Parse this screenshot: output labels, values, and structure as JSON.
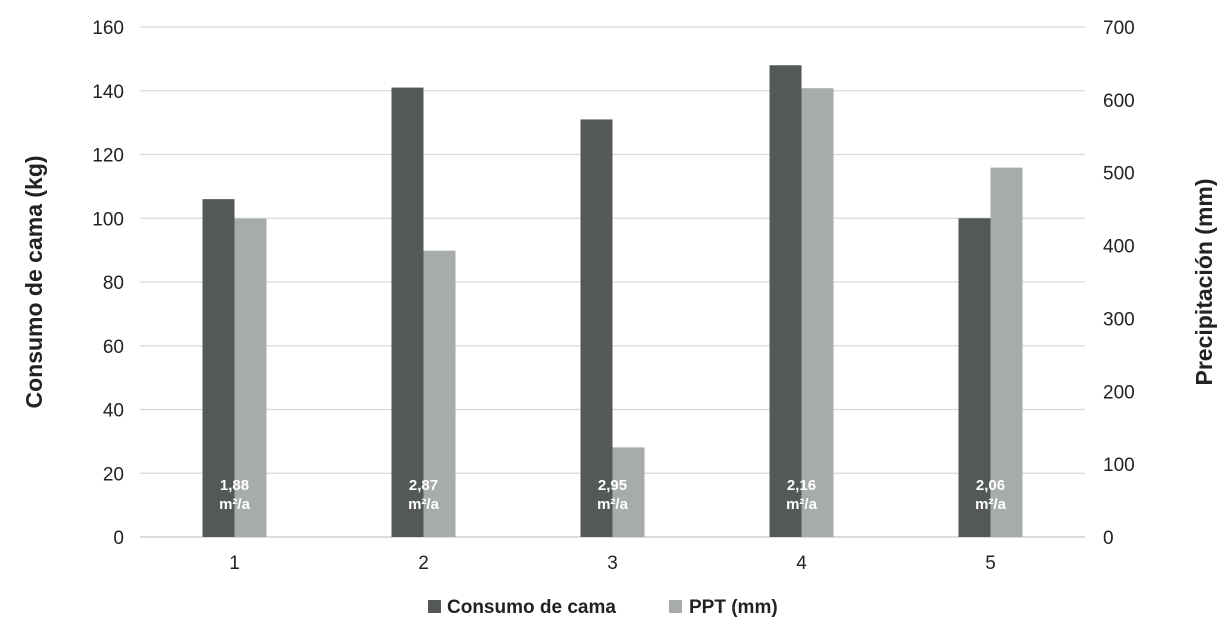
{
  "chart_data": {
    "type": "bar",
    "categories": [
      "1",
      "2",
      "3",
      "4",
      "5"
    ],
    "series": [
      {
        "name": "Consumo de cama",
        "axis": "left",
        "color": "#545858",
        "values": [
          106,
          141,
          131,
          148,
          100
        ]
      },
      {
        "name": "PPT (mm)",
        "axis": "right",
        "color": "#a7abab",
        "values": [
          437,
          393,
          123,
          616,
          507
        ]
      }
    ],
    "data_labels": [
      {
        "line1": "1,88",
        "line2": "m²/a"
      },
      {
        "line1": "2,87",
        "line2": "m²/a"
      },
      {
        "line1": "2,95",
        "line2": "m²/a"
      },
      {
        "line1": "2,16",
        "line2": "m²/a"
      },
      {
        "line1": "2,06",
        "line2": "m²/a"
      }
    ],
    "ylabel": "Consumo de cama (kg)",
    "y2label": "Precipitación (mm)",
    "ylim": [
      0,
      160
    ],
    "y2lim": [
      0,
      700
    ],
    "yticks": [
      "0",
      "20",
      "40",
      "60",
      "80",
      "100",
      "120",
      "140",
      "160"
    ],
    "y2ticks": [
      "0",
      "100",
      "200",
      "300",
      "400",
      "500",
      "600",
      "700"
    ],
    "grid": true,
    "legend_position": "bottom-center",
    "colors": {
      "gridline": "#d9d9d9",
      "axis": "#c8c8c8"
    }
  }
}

=-=-=

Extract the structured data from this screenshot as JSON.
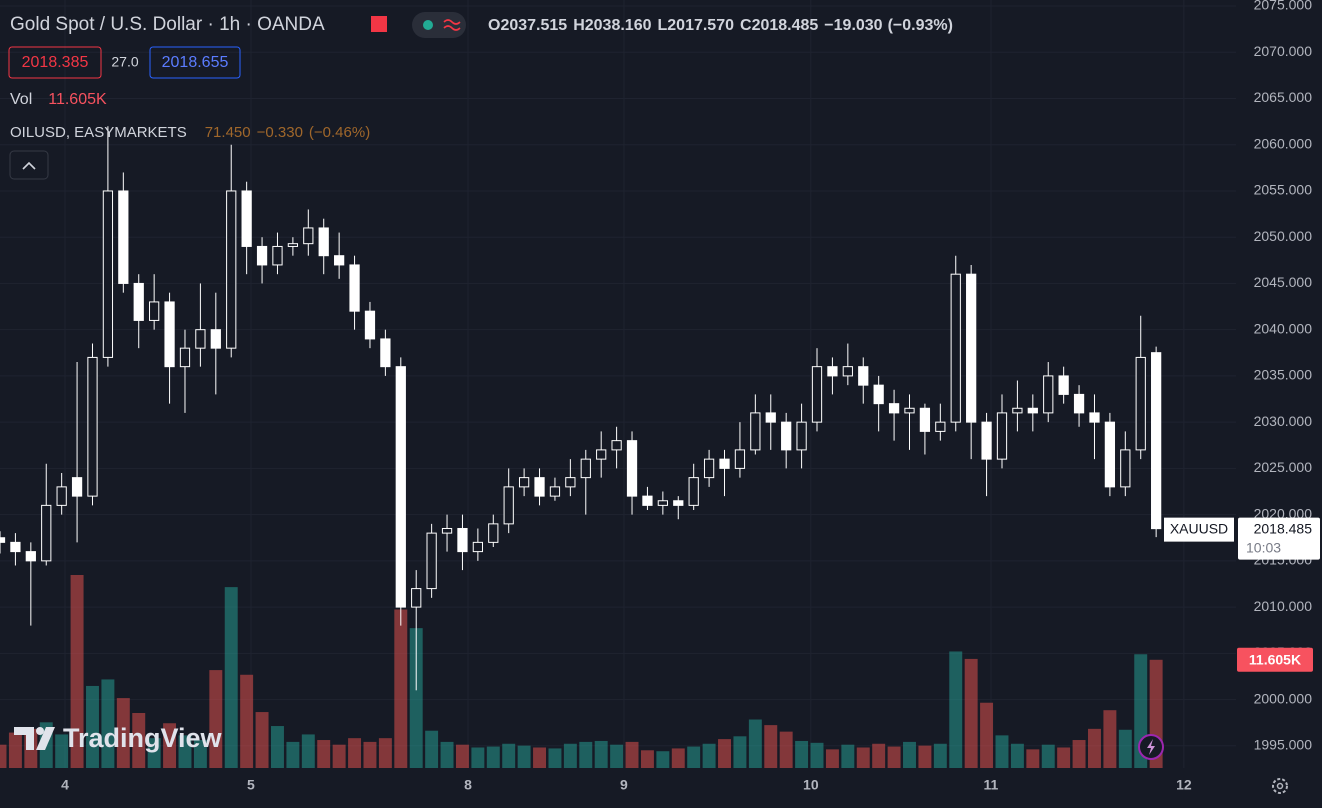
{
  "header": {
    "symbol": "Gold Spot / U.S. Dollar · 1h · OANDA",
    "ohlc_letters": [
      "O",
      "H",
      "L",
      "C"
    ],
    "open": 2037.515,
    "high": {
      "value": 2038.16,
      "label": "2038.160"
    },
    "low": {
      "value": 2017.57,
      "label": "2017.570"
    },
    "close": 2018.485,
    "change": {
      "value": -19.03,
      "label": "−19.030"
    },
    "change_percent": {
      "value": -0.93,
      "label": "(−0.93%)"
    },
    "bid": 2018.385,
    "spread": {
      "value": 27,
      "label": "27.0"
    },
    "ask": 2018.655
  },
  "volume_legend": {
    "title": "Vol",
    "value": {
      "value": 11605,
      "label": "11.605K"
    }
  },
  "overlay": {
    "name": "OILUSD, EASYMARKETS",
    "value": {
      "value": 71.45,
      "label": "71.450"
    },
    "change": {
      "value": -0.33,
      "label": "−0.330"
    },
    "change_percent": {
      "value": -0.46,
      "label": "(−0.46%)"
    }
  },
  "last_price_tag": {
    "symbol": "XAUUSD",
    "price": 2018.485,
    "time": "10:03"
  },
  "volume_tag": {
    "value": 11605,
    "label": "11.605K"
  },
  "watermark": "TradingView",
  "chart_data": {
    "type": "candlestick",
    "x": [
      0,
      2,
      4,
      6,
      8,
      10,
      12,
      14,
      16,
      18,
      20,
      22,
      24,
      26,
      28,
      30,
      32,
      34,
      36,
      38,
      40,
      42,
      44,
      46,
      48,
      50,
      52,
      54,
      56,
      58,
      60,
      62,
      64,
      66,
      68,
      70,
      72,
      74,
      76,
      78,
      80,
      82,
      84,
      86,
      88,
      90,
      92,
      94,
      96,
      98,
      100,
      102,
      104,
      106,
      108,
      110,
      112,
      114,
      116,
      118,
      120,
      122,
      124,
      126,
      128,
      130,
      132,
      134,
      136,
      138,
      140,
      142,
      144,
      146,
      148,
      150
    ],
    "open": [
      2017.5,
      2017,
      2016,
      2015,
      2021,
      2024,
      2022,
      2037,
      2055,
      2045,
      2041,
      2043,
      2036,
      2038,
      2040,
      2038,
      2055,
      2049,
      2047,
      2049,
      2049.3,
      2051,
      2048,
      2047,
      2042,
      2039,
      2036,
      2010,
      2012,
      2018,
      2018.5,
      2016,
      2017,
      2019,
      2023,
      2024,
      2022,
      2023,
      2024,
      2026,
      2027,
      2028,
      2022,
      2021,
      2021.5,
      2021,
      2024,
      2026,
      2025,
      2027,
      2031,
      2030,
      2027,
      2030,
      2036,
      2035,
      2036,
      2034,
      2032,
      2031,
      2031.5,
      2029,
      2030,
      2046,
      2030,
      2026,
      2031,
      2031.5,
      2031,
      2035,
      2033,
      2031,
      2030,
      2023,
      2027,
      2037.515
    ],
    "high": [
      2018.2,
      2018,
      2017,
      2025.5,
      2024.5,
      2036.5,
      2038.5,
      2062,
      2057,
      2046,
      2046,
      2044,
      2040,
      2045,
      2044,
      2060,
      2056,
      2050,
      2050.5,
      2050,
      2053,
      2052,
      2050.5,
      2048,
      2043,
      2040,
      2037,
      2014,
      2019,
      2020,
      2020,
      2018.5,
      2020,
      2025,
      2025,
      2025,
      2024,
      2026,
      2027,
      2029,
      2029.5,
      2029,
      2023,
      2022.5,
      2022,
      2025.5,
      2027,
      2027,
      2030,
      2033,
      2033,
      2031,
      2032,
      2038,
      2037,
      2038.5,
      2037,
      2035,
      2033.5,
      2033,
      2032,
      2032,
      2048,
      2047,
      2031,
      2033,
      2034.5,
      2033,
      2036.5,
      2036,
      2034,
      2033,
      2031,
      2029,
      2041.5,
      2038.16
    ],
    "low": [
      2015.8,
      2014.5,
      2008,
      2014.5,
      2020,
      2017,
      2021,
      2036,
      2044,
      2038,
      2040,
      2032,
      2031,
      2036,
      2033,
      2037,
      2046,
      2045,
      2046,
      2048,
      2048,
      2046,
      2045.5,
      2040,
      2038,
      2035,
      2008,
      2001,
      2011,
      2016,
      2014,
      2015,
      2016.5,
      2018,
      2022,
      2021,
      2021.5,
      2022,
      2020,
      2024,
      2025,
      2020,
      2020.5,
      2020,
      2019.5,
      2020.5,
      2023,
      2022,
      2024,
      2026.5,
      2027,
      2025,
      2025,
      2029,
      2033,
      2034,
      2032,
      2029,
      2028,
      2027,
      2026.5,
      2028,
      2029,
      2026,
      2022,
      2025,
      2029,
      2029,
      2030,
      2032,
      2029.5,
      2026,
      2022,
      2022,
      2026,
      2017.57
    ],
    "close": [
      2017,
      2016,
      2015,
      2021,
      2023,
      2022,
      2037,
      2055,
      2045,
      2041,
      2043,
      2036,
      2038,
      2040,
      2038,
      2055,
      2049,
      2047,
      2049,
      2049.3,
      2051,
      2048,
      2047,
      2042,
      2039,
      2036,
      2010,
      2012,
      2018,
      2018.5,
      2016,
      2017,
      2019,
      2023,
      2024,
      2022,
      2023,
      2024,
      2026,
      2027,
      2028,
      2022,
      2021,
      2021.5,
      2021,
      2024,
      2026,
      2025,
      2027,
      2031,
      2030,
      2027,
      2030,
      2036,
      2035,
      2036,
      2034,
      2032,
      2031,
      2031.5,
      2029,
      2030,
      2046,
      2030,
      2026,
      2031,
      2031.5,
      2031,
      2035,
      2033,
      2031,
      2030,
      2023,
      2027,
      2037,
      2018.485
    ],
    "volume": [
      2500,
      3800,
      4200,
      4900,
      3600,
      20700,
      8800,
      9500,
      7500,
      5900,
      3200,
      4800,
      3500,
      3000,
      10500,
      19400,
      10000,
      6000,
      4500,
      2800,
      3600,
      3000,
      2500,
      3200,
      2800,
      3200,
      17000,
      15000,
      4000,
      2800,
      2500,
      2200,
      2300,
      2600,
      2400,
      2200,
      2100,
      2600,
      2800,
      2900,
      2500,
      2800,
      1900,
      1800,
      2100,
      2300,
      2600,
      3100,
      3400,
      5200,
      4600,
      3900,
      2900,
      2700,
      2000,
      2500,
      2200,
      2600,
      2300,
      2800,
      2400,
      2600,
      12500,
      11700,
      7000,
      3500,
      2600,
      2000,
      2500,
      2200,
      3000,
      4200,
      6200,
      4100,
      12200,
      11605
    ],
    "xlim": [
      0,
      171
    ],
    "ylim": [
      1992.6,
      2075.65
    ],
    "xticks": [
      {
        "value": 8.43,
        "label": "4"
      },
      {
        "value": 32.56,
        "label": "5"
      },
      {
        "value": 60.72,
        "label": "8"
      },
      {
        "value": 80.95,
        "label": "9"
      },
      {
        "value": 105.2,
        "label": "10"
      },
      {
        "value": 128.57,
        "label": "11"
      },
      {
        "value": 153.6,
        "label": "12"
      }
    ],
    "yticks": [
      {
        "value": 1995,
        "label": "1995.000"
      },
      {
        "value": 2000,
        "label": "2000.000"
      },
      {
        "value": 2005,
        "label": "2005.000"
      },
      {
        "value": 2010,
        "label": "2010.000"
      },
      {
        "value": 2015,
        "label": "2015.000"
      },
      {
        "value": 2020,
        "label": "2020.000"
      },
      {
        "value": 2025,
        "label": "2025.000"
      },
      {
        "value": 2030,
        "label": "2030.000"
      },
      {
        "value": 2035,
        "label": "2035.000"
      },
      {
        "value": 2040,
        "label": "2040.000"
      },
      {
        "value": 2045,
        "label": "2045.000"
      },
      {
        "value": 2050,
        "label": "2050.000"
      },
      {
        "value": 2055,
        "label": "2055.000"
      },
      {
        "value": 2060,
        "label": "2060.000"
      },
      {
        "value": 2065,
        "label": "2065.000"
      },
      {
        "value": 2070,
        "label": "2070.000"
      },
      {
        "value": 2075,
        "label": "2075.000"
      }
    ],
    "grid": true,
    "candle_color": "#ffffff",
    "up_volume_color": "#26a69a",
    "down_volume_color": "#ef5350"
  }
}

=-=-=

# DIRECTIONS FOR THIS TASK:
Using the entries above, find all lines with "cama". Copy them.

# SOLUTION TO THE PROBLEM:
        "name": "Consumo de cama",
    "ylabel": "Consumo de cama (kg)",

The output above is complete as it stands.